* WHAT IS REQUIRED: Pull every line containing "弹簧测力计" out of the material below.

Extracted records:
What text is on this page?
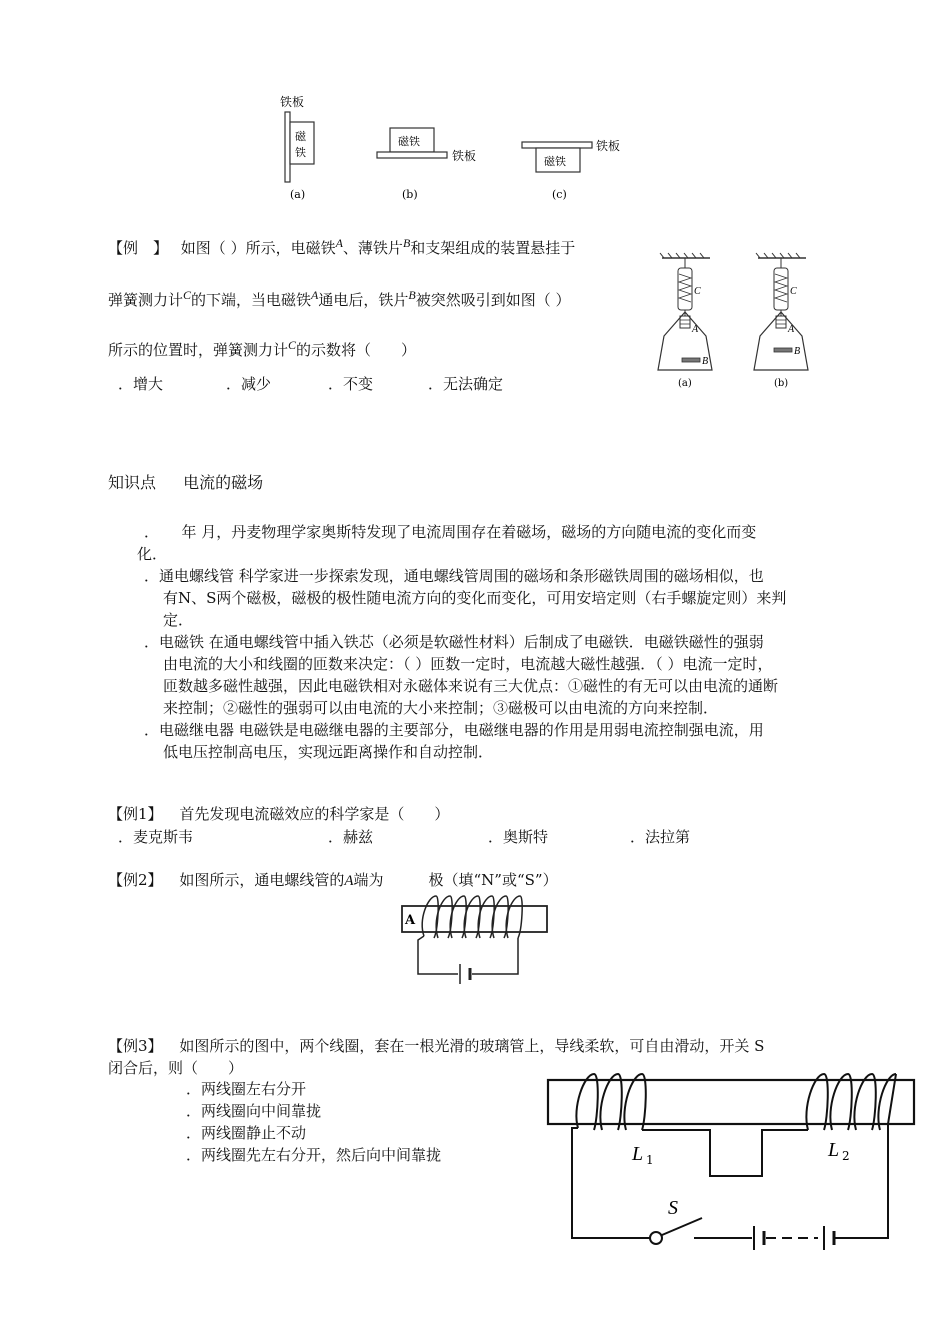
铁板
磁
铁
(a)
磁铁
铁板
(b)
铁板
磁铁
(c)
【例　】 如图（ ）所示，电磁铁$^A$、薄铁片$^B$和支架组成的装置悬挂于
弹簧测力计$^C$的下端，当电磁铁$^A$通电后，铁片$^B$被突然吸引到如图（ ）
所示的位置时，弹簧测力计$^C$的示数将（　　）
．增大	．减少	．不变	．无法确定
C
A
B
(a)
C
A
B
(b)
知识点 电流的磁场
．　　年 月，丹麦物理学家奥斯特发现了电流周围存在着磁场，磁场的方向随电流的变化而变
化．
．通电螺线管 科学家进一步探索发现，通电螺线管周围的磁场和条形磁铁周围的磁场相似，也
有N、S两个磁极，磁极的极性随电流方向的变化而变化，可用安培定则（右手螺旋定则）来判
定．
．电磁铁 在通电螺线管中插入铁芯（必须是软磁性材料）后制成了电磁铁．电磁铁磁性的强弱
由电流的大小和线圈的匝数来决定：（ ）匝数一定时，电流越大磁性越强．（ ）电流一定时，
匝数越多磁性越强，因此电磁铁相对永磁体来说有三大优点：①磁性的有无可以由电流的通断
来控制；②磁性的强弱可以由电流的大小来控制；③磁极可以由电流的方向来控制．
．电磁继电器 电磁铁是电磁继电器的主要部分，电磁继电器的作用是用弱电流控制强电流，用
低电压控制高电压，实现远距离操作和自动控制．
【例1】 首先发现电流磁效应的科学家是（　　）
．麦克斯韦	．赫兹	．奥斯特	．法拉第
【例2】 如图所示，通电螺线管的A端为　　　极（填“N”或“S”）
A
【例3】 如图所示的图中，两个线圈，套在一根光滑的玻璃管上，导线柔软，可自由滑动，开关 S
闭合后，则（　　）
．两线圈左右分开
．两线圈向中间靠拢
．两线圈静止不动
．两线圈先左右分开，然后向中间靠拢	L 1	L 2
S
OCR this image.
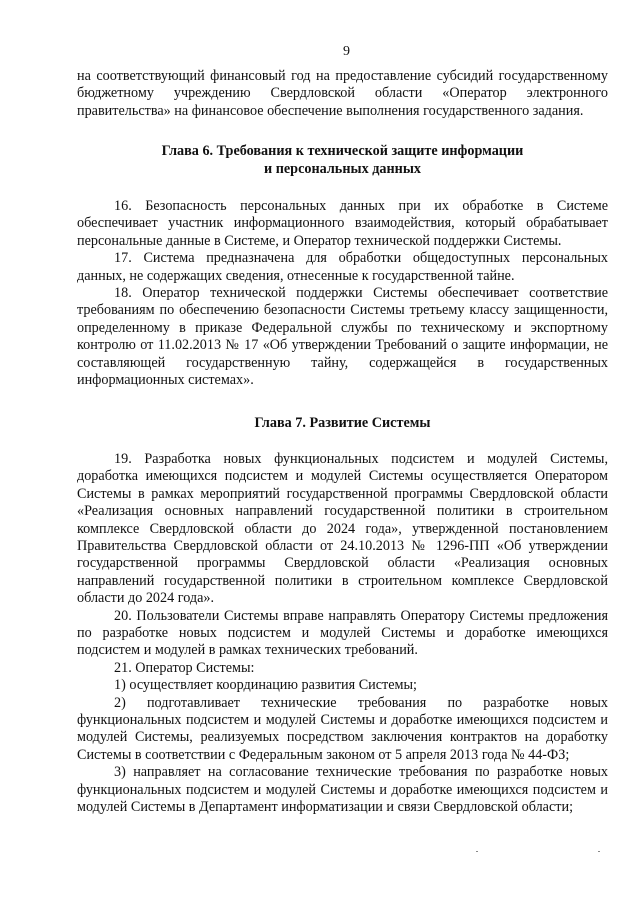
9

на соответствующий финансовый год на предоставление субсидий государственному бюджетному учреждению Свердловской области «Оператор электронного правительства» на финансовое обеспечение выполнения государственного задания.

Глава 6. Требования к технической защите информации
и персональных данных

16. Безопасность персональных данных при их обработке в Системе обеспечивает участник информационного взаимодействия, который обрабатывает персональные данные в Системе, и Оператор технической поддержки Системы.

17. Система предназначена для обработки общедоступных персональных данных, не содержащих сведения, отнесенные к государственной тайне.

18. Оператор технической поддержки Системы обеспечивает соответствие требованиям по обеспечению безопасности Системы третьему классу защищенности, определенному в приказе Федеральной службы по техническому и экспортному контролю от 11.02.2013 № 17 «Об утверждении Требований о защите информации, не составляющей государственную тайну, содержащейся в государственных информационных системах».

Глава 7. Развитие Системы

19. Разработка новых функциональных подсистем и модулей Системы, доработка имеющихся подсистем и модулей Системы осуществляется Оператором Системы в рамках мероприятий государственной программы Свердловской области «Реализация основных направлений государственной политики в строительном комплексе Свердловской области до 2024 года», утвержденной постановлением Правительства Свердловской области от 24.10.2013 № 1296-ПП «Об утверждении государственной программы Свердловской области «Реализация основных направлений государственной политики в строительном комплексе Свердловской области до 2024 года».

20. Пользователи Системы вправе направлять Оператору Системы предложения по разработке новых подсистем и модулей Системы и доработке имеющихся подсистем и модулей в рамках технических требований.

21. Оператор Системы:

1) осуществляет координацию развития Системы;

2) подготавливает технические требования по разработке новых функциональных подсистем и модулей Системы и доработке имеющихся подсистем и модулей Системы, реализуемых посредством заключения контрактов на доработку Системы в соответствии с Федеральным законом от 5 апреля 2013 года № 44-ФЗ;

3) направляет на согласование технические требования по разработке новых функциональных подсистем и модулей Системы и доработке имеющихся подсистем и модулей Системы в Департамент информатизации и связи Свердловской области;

* COMPLETED EXERCISE:
弹簧测力计$^C$的下端，当电磁铁$^A$通电后，铁片$^B$被突然吸引到如图（ ）
所示的位置时，弹簧测力计$^C$的示数将（　　）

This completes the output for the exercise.